Figure collection entries
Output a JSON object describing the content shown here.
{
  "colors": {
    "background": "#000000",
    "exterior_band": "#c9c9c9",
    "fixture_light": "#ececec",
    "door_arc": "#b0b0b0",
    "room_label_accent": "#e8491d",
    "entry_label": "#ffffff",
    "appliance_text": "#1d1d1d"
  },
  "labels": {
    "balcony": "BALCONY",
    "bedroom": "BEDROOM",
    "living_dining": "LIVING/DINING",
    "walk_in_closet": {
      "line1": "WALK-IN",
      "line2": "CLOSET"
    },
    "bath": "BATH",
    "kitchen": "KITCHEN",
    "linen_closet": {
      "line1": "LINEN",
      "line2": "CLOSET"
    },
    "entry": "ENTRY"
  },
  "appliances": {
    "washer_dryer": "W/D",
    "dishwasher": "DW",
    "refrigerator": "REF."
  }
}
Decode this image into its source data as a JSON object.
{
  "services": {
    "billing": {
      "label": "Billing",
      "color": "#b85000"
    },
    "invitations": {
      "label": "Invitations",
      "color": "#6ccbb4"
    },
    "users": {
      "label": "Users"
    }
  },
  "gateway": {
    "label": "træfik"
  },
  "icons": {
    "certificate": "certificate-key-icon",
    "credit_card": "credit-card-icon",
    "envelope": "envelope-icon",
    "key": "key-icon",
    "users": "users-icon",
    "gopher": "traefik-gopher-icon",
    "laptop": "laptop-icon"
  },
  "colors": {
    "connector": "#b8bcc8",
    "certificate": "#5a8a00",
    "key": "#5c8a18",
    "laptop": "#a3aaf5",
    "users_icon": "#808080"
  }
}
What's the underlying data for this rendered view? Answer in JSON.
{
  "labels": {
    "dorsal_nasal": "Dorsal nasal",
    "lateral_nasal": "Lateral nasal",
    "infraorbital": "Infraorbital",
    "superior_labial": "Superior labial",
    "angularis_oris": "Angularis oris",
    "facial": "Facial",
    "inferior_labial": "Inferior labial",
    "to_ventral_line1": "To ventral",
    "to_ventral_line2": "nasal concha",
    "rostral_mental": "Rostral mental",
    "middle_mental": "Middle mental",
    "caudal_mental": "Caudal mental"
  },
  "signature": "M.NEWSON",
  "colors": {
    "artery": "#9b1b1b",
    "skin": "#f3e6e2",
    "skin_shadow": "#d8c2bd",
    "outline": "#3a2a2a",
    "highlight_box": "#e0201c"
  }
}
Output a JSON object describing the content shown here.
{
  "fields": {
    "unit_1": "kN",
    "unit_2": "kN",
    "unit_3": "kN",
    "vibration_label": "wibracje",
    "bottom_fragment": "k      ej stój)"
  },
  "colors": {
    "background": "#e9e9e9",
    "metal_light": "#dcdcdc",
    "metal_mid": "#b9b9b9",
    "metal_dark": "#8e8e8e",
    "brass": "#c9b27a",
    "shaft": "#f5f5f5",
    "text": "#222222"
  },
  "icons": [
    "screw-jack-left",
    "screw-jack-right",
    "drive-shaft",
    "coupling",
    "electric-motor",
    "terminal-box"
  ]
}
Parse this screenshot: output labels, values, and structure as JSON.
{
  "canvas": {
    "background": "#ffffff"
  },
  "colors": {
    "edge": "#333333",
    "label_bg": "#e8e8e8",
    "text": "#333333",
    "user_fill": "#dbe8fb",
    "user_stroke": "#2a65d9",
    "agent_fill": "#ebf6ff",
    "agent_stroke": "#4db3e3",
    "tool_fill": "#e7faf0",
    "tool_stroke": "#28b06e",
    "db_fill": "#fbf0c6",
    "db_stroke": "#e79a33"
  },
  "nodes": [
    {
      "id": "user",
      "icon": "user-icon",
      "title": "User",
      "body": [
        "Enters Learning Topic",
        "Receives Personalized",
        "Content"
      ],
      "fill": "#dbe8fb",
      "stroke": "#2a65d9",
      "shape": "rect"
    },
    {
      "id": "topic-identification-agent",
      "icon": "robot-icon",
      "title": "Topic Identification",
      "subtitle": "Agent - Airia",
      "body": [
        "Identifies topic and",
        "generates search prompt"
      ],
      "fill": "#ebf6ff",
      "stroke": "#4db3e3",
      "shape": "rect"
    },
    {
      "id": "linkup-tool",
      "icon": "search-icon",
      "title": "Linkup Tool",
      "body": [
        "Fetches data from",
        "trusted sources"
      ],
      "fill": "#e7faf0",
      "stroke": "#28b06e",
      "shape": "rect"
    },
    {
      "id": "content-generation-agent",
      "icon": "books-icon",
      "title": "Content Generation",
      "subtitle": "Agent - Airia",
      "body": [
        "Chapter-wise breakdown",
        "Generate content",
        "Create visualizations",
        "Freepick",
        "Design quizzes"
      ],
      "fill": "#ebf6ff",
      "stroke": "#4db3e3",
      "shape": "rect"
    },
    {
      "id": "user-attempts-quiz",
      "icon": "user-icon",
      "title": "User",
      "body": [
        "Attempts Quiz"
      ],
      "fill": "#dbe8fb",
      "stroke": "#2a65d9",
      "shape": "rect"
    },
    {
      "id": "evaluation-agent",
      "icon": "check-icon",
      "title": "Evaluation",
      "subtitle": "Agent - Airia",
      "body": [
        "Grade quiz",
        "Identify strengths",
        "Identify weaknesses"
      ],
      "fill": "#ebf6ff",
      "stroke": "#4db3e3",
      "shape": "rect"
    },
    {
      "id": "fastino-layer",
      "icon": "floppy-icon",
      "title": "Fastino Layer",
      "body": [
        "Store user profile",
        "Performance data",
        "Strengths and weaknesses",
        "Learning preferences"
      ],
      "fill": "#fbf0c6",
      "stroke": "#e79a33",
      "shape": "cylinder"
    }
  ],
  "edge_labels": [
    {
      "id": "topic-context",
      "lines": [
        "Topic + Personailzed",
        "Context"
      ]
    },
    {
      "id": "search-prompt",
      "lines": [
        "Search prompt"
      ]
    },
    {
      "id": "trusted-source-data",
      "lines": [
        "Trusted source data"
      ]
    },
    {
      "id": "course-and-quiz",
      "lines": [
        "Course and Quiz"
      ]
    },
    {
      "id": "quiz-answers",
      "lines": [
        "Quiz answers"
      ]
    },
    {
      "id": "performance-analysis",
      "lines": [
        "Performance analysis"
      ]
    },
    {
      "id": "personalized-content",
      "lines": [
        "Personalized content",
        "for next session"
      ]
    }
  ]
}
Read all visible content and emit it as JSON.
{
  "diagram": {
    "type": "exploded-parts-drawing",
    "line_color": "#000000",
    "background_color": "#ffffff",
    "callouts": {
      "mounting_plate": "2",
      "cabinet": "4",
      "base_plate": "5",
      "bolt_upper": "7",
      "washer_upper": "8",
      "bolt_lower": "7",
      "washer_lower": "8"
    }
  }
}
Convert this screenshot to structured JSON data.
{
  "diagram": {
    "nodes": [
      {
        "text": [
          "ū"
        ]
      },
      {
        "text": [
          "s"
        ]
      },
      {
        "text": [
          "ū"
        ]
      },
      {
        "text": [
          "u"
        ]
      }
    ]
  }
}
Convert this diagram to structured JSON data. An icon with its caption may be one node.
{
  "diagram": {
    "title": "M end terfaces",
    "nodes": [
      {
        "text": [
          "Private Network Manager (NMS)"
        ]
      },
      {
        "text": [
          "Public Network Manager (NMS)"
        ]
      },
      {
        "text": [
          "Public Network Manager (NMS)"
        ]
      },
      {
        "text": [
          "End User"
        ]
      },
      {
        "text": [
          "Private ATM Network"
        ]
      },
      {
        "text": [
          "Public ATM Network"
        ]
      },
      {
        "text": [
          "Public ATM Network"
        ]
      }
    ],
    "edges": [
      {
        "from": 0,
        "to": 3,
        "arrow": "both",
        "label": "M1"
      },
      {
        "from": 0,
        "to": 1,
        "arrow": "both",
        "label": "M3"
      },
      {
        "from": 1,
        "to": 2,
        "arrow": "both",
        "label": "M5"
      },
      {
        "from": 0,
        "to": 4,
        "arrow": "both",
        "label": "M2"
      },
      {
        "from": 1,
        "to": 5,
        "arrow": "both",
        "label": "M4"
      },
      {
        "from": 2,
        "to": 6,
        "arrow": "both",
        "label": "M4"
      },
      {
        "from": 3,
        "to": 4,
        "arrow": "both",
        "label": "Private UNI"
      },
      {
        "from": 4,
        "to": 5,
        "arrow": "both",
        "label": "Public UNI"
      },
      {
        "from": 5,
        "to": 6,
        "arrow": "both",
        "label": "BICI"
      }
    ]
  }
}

## [Prompt]
Write only the number of lines in the records that include the word "from".

## [Reply]
10